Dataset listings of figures
--------
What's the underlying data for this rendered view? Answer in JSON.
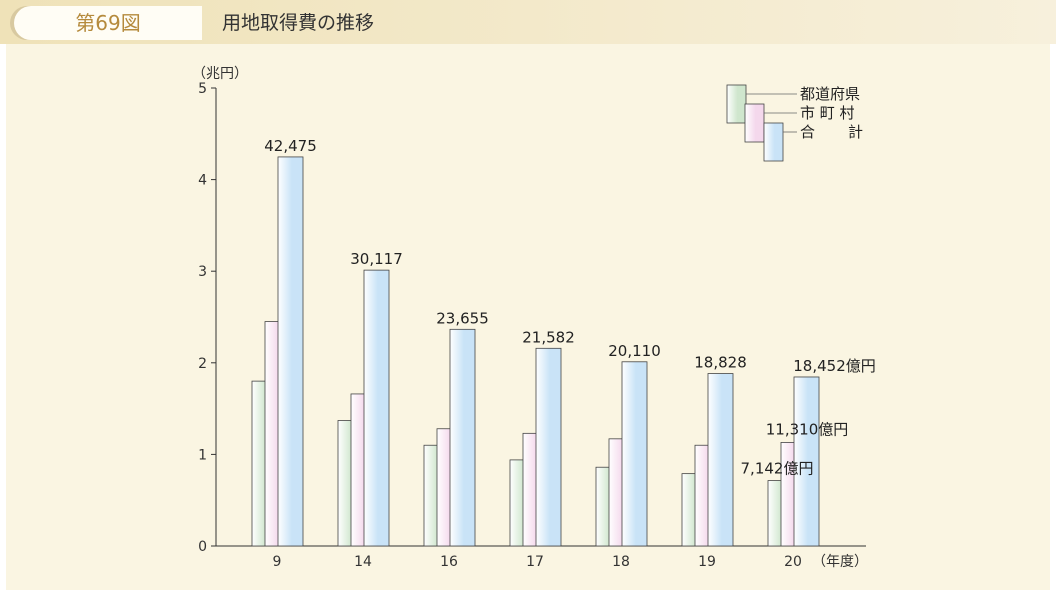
{
  "figure": {
    "label": "第69図",
    "title": "用地取得費の推移"
  },
  "colors": {
    "header_bg": "#f3ead0",
    "panel_bg": "#faf5e2",
    "label_color": "#b58a3c",
    "prefecture": "#cfe6cd",
    "municipality": "#f4d8ec",
    "total": "#c9e3f7"
  },
  "chart_data": {
    "type": "bar",
    "title": "用地取得費の推移",
    "ylabel": "（兆円）",
    "xlabel": "（年度）",
    "ylim": [
      0,
      5
    ],
    "yticks": [
      "0",
      "1",
      "2",
      "3",
      "4",
      "5"
    ],
    "grid": false,
    "legend_position": "top-right",
    "categories": [
      "9",
      "14",
      "16",
      "17",
      "18",
      "19",
      "20"
    ],
    "series": [
      {
        "name": "都道府県",
        "values": [
          1.8,
          1.37,
          1.1,
          0.94,
          0.86,
          0.79,
          0.7142
        ]
      },
      {
        "name": "市 町 村",
        "values": [
          2.45,
          1.66,
          1.28,
          1.23,
          1.17,
          1.1,
          1.131
        ]
      },
      {
        "name": "合 計",
        "values": [
          4.2475,
          3.0117,
          2.3655,
          2.1582,
          2.011,
          1.8828,
          1.8452
        ]
      }
    ],
    "total_labels": [
      "42,475",
      "30,117",
      "23,655",
      "21,582",
      "20,110",
      "18,828",
      "18,452"
    ],
    "annotations": {
      "total_20": "18,452",
      "municipality_20": "11,310",
      "prefecture_20": "7,142",
      "unit": "億円"
    }
  }
}
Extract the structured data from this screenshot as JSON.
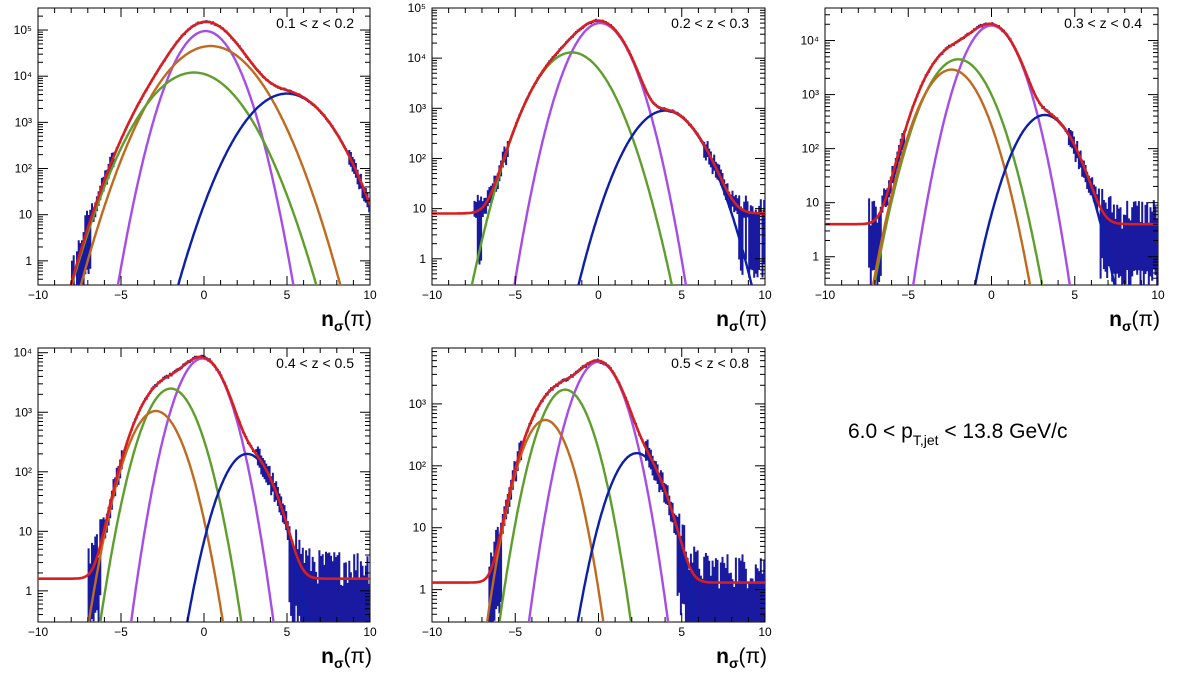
{
  "figure": {
    "note_label_prefix": "6.0 < p",
    "note_label_sub": "T,jet",
    "note_label_suffix": " < 13.8 GeV/c",
    "xaxis_title_main": "n",
    "xaxis_title_sub": "σ",
    "xaxis_title_tail": "(π)"
  },
  "colors": {
    "total": "#d81e1e",
    "data": "#1a1aa0",
    "purple": "#a64de8",
    "green": "#5e9e2c",
    "orange": "#bf6a1f",
    "blue": "#0b1fa8"
  },
  "chart_data": [
    {
      "type": "line",
      "title": "0.1 < z < 0.2",
      "xlabel": "nσ(π)",
      "ylabel": "",
      "xlim": [
        -10,
        10
      ],
      "ylim": [
        0.3,
        300000
      ],
      "yscale": "log",
      "xticks": [
        -10,
        -5,
        0,
        5,
        10
      ],
      "yticks": [
        {
          "v": 1,
          "t": "1"
        },
        {
          "v": 10,
          "t": "10"
        },
        {
          "v": 100,
          "t": "10²"
        },
        {
          "v": 1000,
          "t": "10³"
        },
        {
          "v": 10000,
          "t": "10⁴"
        },
        {
          "v": 100000,
          "t": "10⁵"
        }
      ],
      "components": [
        {
          "color": "purple",
          "A": 95000,
          "mu": 0.1,
          "sigma": 1.05
        },
        {
          "color": "orange",
          "A": 45000,
          "mu": 0.4,
          "sigma": 1.6
        },
        {
          "color": "green",
          "A": 12000,
          "mu": -0.6,
          "sigma": 1.6
        },
        {
          "color": "blue",
          "A": 4200,
          "mu": 5.0,
          "sigma": 1.5
        }
      ],
      "background": 0,
      "data_range": [
        -9.8,
        10
      ],
      "data_floor": 0.5
    },
    {
      "type": "line",
      "title": "0.2 < z < 0.3",
      "xlabel": "nσ(π)",
      "ylabel": "",
      "xlim": [
        -10,
        10
      ],
      "ylim": [
        0.3,
        100000
      ],
      "yscale": "log",
      "xticks": [
        -10,
        -5,
        0,
        5,
        10
      ],
      "yticks": [
        {
          "v": 1,
          "t": "1"
        },
        {
          "v": 10,
          "t": "10"
        },
        {
          "v": 100,
          "t": "10²"
        },
        {
          "v": 1000,
          "t": "10³"
        },
        {
          "v": 10000,
          "t": "10⁴"
        },
        {
          "v": 100000,
          "t": "10⁵"
        }
      ],
      "components": [
        {
          "color": "purple",
          "A": 50000,
          "mu": 0.1,
          "sigma": 1.05
        },
        {
          "color": "green",
          "A": 13000,
          "mu": -1.6,
          "sigma": 1.3
        },
        {
          "color": "blue",
          "A": 900,
          "mu": 4.0,
          "sigma": 1.3
        }
      ],
      "background": 8,
      "data_range": [
        -7.5,
        10
      ],
      "data_floor": 0.5
    },
    {
      "type": "line",
      "title": "0.3 < z < 0.4",
      "xlabel": "nσ(π)",
      "ylabel": "",
      "xlim": [
        -10,
        10
      ],
      "ylim": [
        0.3,
        40000
      ],
      "yscale": "log",
      "xticks": [
        -10,
        -5,
        0,
        5,
        10
      ],
      "yticks": [
        {
          "v": 1,
          "t": "1"
        },
        {
          "v": 10,
          "t": "10"
        },
        {
          "v": 100,
          "t": "10²"
        },
        {
          "v": 1000,
          "t": "10³"
        },
        {
          "v": 10000,
          "t": "10⁴"
        }
      ],
      "components": [
        {
          "color": "purple",
          "A": 19000,
          "mu": 0.0,
          "sigma": 1.0
        },
        {
          "color": "green",
          "A": 4500,
          "mu": -2.0,
          "sigma": 1.15
        },
        {
          "color": "orange",
          "A": 2900,
          "mu": -2.4,
          "sigma": 1.1
        },
        {
          "color": "blue",
          "A": 420,
          "mu": 3.2,
          "sigma": 1.1
        }
      ],
      "background": 4,
      "data_range": [
        -7.4,
        10
      ],
      "data_floor": 0.5
    },
    {
      "type": "line",
      "title": "0.4 < z < 0.5",
      "xlabel": "nσ(π)",
      "ylabel": "",
      "xlim": [
        -10,
        10
      ],
      "ylim": [
        0.3,
        12000
      ],
      "yscale": "log",
      "xticks": [
        -10,
        -5,
        0,
        5,
        10
      ],
      "yticks": [
        {
          "v": 1,
          "t": "1"
        },
        {
          "v": 10,
          "t": "10"
        },
        {
          "v": 100,
          "t": "10²"
        },
        {
          "v": 1000,
          "t": "10³"
        },
        {
          "v": 10000,
          "t": "10⁴"
        }
      ],
      "components": [
        {
          "color": "purple",
          "A": 8000,
          "mu": -0.1,
          "sigma": 0.95
        },
        {
          "color": "green",
          "A": 2500,
          "mu": -2.0,
          "sigma": 1.0
        },
        {
          "color": "orange",
          "A": 1050,
          "mu": -2.9,
          "sigma": 1.0
        },
        {
          "color": "blue",
          "A": 200,
          "mu": 2.6,
          "sigma": 1.0
        }
      ],
      "background": 1.6,
      "data_range": [
        -7.0,
        10
      ],
      "data_floor": 0.5
    },
    {
      "type": "line",
      "title": "0.5 < z < 0.8",
      "xlabel": "nσ(π)",
      "ylabel": "",
      "xlim": [
        -10,
        10
      ],
      "ylim": [
        0.3,
        8000
      ],
      "yscale": "log",
      "xticks": [
        -10,
        -5,
        0,
        5,
        10
      ],
      "yticks": [
        {
          "v": 1,
          "t": "1"
        },
        {
          "v": 10,
          "t": "10"
        },
        {
          "v": 100,
          "t": "10²"
        },
        {
          "v": 1000,
          "t": "10³"
        }
      ],
      "components": [
        {
          "color": "purple",
          "A": 4800,
          "mu": 0.0,
          "sigma": 0.95
        },
        {
          "color": "green",
          "A": 1700,
          "mu": -2.0,
          "sigma": 0.95
        },
        {
          "color": "orange",
          "A": 550,
          "mu": -3.2,
          "sigma": 0.9
        },
        {
          "color": "blue",
          "A": 160,
          "mu": 2.3,
          "sigma": 1.0
        }
      ],
      "background": 1.3,
      "data_range": [
        -6.6,
        10
      ],
      "data_floor": 0.5
    }
  ]
}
--------
Using the data above, write out every line exactly, leaving the images behind.

__Finished answer__.
What's the underlying data for this rendered view? Answer in JSON.
{
  "figure": {
    "label": "第69図",
    "title": "用地取得費の推移"
  },
  "colors": {
    "header_bg": "#f3ead0",
    "panel_bg": "#faf5e2",
    "label_color": "#b58a3c",
    "prefecture": "#cfe6cd",
    "municipality": "#f4d8ec",
    "total": "#c9e3f7"
  },
  "chart_data": {
    "type": "bar",
    "title": "用地取得費の推移",
    "ylabel": "（兆円）",
    "xlabel": "（年度）",
    "ylim": [
      0,
      5
    ],
    "yticks": [
      "0",
      "1",
      "2",
      "3",
      "4",
      "5"
    ],
    "grid": false,
    "legend_position": "top-right",
    "categories": [
      "9",
      "14",
      "16",
      "17",
      "18",
      "19",
      "20"
    ],
    "series": [
      {
        "name": "都道府県",
        "values": [
          1.8,
          1.37,
          1.1,
          0.94,
          0.86,
          0.79,
          0.7142
        ]
      },
      {
        "name": "市 町 村",
        "values": [
          2.45,
          1.66,
          1.28,
          1.23,
          1.17,
          1.1,
          1.131
        ]
      },
      {
        "name": "合 計",
        "values": [
          4.2475,
          3.0117,
          2.3655,
          2.1582,
          2.011,
          1.8828,
          1.8452
        ]
      }
    ],
    "total_labels": [
      "42,475",
      "30,117",
      "23,655",
      "21,582",
      "20,110",
      "18,828",
      "18,452"
    ],
    "annotations": {
      "total_20": "18,452",
      "municipality_20": "11,310",
      "prefecture_20": "7,142",
      "unit": "億円"
    }
  }
}
Extract the structured data from this screenshot as JSON.
{
  "figure": {
    "note_label_prefix": "6.0 < p",
    "note_label_sub": "T,jet",
    "note_label_suffix": " < 13.8 GeV/c",
    "xaxis_title_main": "n",
    "xaxis_title_sub": "σ",
    "xaxis_title_tail": "(π)"
  },
  "colors": {
    "total": "#d81e1e",
    "data": "#1a1aa0",
    "purple": "#a64de8",
    "green": "#5e9e2c",
    "orange": "#bf6a1f",
    "blue": "#0b1fa8"
  },
  "chart_data": [
    {
      "type": "line",
      "title": "0.1 < z < 0.2",
      "xlabel": "nσ(π)",
      "ylabel": "",
      "xlim": [
        -10,
        10
      ],
      "ylim": [
        0.3,
        300000
      ],
      "yscale": "log",
      "xticks": [
        -10,
        -5,
        0,
        5,
        10
      ],
      "yticks": [
        {
          "v": 1,
          "t": "1"
        },
        {
          "v": 10,
          "t": "10"
        },
        {
          "v": 100,
          "t": "10²"
        },
        {
          "v": 1000,
          "t": "10³"
        },
        {
          "v": 10000,
          "t": "10⁴"
        },
        {
          "v": 100000,
          "t": "10⁵"
        }
      ],
      "components": [
        {
          "color": "purple",
          "A": 95000,
          "mu": 0.1,
          "sigma": 1.05
        },
        {
          "color": "orange",
          "A": 45000,
          "mu": 0.4,
          "sigma": 1.6
        },
        {
          "color": "green",
          "A": 12000,
          "mu": -0.6,
          "sigma": 1.6
        },
        {
          "color": "blue",
          "A": 4200,
          "mu": 5.0,
          "sigma": 1.5
        }
      ],
      "background": 0,
      "data_range": [
        -9.8,
        10
      ],
      "data_floor": 0.5
    },
    {
      "type": "line",
      "title": "0.2 < z < 0.3",
      "xlabel": "nσ(π)",
      "ylabel": "",
      "xlim": [
        -10,
        10
      ],
      "ylim": [
        0.3,
        100000
      ],
      "yscale": "log",
      "xticks": [
        -10,
        -5,
        0,
        5,
        10
      ],
      "yticks": [
        {
          "v": 1,
          "t": "1"
        },
        {
          "v": 10,
          "t": "10"
        },
        {
          "v": 100,
          "t": "10²"
        },
        {
          "v": 1000,
          "t": "10³"
        },
        {
          "v": 10000,
          "t": "10⁴"
        },
        {
          "v": 100000,
          "t": "10⁵"
        }
      ],
      "components": [
        {
          "color": "purple",
          "A": 50000,
          "mu": 0.1,
          "sigma": 1.05
        },
        {
          "color": "green",
          "A": 13000,
          "mu": -1.6,
          "sigma": 1.3
        },
        {
          "color": "blue",
          "A": 900,
          "mu": 4.0,
          "sigma": 1.3
        }
      ],
      "background": 8,
      "data_range": [
        -7.5,
        10
      ],
      "data_floor": 0.5
    },
    {
      "type": "line",
      "title": "0.3 < z < 0.4",
      "xlabel": "nσ(π)",
      "ylabel": "",
      "xlim": [
        -10,
        10
      ],
      "ylim": [
        0.3,
        40000
      ],
      "yscale": "log",
      "xticks": [
        -10,
        -5,
        0,
        5,
        10
      ],
      "yticks": [
        {
          "v": 1,
          "t": "1"
        },
        {
          "v": 10,
          "t": "10"
        },
        {
          "v": 100,
          "t": "10²"
        },
        {
          "v": 1000,
          "t": "10³"
        },
        {
          "v": 10000,
          "t": "10⁴"
        }
      ],
      "components": [
        {
          "color": "purple",
          "A": 19000,
          "mu": 0.0,
          "sigma": 1.0
        },
        {
          "color": "green",
          "A": 4500,
          "mu": -2.0,
          "sigma": 1.15
        },
        {
          "color": "orange",
          "A": 2900,
          "mu": -2.4,
          "sigma": 1.1
        },
        {
          "color": "blue",
          "A": 420,
          "mu": 3.2,
          "sigma": 1.1
        }
      ],
      "background": 4,
      "data_range": [
        -7.4,
        10
      ],
      "data_floor": 0.5
    },
    {
      "type": "line",
      "title": "0.4 < z < 0.5",
      "xlabel": "nσ(π)",
      "ylabel": "",
      "xlim": [
        -10,
        10
      ],
      "ylim": [
        0.3,
        12000
      ],
      "yscale": "log",
      "xticks": [
        -10,
        -5,
        0,
        5,
        10
      ],
      "yticks": [
        {
          "v": 1,
          "t": "1"
        },
        {
          "v": 10,
          "t": "10"
        },
        {
          "v": 100,
          "t": "10²"
        },
        {
          "v": 1000,
          "t": "10³"
        },
        {
          "v": 10000,
          "t": "10⁴"
        }
      ],
      "components": [
        {
          "color": "purple",
          "A": 8000,
          "mu": -0.1,
          "sigma": 0.95
        },
        {
          "color": "green",
          "A": 2500,
          "mu": -2.0,
          "sigma": 1.0
        },
        {
          "color": "orange",
          "A": 1050,
          "mu": -2.9,
          "sigma": 1.0
        },
        {
          "color": "blue",
          "A": 200,
          "mu": 2.6,
          "sigma": 1.0
        }
      ],
      "background": 1.6,
      "data_range": [
        -7.0,
        10
      ],
      "data_floor": 0.5
    },
    {
      "type": "line",
      "title": "0.5 < z < 0.8",
      "xlabel": "nσ(π)",
      "ylabel": "",
      "xlim": [
        -10,
        10
      ],
      "ylim": [
        0.3,
        8000
      ],
      "yscale": "log",
      "xticks": [
        -10,
        -5,
        0,
        5,
        10
      ],
      "yticks": [
        {
          "v": 1,
          "t": "1"
        },
        {
          "v": 10,
          "t": "10"
        },
        {
          "v": 100,
          "t": "10²"
        },
        {
          "v": 1000,
          "t": "10³"
        }
      ],
      "components": [
        {
          "color": "purple",
          "A": 4800,
          "mu": 0.0,
          "sigma": 0.95
        },
        {
          "color": "green",
          "A": 1700,
          "mu": -2.0,
          "sigma": 0.95
        },
        {
          "color": "orange",
          "A": 550,
          "mu": -3.2,
          "sigma": 0.9
        },
        {
          "color": "blue",
          "A": 160,
          "mu": 2.3,
          "sigma": 1.0
        }
      ],
      "background": 1.3,
      "data_range": [
        -6.6,
        10
      ],
      "data_floor": 0.5
    }
  ]
}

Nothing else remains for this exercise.